== Written request ==
Repeat the entire listing exactly.

== Material supplied ==
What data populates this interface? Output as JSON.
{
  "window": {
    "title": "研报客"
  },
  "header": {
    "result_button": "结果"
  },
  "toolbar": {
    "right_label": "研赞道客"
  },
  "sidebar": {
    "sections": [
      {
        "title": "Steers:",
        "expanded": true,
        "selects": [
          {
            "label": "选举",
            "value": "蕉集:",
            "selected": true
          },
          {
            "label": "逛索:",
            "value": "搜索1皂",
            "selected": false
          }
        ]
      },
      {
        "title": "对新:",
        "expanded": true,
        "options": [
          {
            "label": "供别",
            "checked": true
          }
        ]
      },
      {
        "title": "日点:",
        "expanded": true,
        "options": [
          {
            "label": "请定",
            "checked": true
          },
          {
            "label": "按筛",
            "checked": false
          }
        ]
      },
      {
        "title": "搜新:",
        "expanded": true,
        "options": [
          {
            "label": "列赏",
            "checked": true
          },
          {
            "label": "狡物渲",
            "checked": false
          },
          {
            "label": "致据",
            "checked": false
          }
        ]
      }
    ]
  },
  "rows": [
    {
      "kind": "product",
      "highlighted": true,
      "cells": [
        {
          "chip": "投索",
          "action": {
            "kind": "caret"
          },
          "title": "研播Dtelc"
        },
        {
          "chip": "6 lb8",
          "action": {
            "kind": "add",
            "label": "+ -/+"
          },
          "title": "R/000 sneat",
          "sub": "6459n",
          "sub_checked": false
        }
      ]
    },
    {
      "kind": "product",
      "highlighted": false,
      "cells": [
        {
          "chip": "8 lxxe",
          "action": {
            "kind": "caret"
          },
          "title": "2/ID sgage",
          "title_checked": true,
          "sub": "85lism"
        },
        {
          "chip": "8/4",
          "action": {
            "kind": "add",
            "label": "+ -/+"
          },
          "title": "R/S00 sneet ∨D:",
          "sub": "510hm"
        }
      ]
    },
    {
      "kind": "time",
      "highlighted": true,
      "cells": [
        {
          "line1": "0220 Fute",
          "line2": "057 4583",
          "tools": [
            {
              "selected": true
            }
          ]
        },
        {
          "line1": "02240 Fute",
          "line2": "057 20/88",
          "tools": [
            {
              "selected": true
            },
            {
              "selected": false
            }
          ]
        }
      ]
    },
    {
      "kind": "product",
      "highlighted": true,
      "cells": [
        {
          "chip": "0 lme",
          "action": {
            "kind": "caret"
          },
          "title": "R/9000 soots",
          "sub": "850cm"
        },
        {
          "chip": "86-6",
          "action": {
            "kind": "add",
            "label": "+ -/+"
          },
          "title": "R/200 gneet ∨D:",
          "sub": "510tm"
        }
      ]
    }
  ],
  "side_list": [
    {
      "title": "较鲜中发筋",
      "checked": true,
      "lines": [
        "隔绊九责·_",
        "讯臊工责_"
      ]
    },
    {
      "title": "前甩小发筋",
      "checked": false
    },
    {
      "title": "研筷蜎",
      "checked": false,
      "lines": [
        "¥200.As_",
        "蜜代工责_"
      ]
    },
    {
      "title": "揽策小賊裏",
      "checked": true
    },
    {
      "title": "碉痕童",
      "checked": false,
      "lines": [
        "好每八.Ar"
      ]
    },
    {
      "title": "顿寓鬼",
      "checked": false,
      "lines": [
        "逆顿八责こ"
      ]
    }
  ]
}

== Solution ==
What data populates this interface? Output as JSON.
{
  "window": {
    "title": "研报客"
  },
  "header": {
    "result_button": "结果"
  },
  "toolbar": {
    "right_label": "研赞道客"
  },
  "sidebar": {
    "sections": [
      {
        "title": "Steers:",
        "expanded": true,
        "selects": [
          {
            "label": "选举",
            "value": "蕉集:",
            "selected": true
          },
          {
            "label": "逛索:",
            "value": "搜索1皂",
            "selected": false
          }
        ]
      },
      {
        "title": "对新:",
        "expanded": true,
        "options": [
          {
            "label": "供别",
            "checked": true
          }
        ]
      },
      {
        "title": "日点:",
        "expanded": true,
        "options": [
          {
            "label": "请定",
            "checked": true
          },
          {
            "label": "按筛",
            "checked": false
          }
        ]
      },
      {
        "title": "搜新:",
        "expanded": true,
        "options": [
          {
            "label": "列赏",
            "checked": true
          },
          {
            "label": "狡物渲",
            "checked": false
          },
          {
            "label": "致据",
            "checked": false
          }
        ]
      }
    ]
  },
  "rows": [
    {
      "kind": "product",
      "highlighted": true,
      "cells": [
        {
          "chip": "投索",
          "action": {
            "kind": "caret"
          },
          "title": "研播Dtelc"
        },
        {
          "chip": "6 lb8",
          "action": {
            "kind": "add",
            "label": "+ -/+"
          },
          "title": "R/000 sneat",
          "sub": "6459n",
          "sub_checked": false
        }
      ]
    },
    {
      "kind": "product",
      "highlighted": false,
      "cells": [
        {
          "chip": "8 lxxe",
          "action": {
            "kind": "caret"
          },
          "title": "2/ID sgage",
          "title_checked": true,
          "sub": "85lism"
        },
        {
          "chip": "8/4",
          "action": {
            "kind": "add",
            "label": "+ -/+"
          },
          "title": "R/S00 sneet ∨D:",
          "sub": "510hm"
        }
      ]
    },
    {
      "kind": "time",
      "highlighted": true,
      "cells": [
        {
          "line1": "0220 Fute",
          "line2": "057 4583",
          "tools": [
            {
              "selected": true
            }
          ]
        },
        {
          "line1": "02240 Fute",
          "line2": "057 20/88",
          "tools": [
            {
              "selected": true
            },
            {
              "selected": false
            }
          ]
        }
      ]
    },
    {
      "kind": "product",
      "highlighted": true,
      "cells": [
        {
          "chip": "0 lme",
          "action": {
            "kind": "caret"
          },
          "title": "R/9000 soots",
          "sub": "850cm"
        },
        {
          "chip": "86-6",
          "action": {
            "kind": "add",
            "label": "+ -/+"
          },
          "title": "R/200 gneet ∨D:",
          "sub": "510tm"
        }
      ]
    }
  ],
  "side_list": [
    {
      "title": "较鲜中发筋",
      "checked": true,
      "lines": [
        "隔绊九责·_",
        "讯臊工责_"
      ]
    },
    {
      "title": "前甩小发筋",
      "checked": false
    },
    {
      "title": "研筷蜎",
      "checked": false,
      "lines": [
        "¥200.As_",
        "蜜代工责_"
      ]
    },
    {
      "title": "揽策小賊裏",
      "checked": true
    },
    {
      "title": "碉痕童",
      "checked": false,
      "lines": [
        "好每八.Ar"
      ]
    },
    {
      "title": "顿寓鬼",
      "checked": false,
      "lines": [
        "逆顿八责こ"
      ]
    }
  ]
}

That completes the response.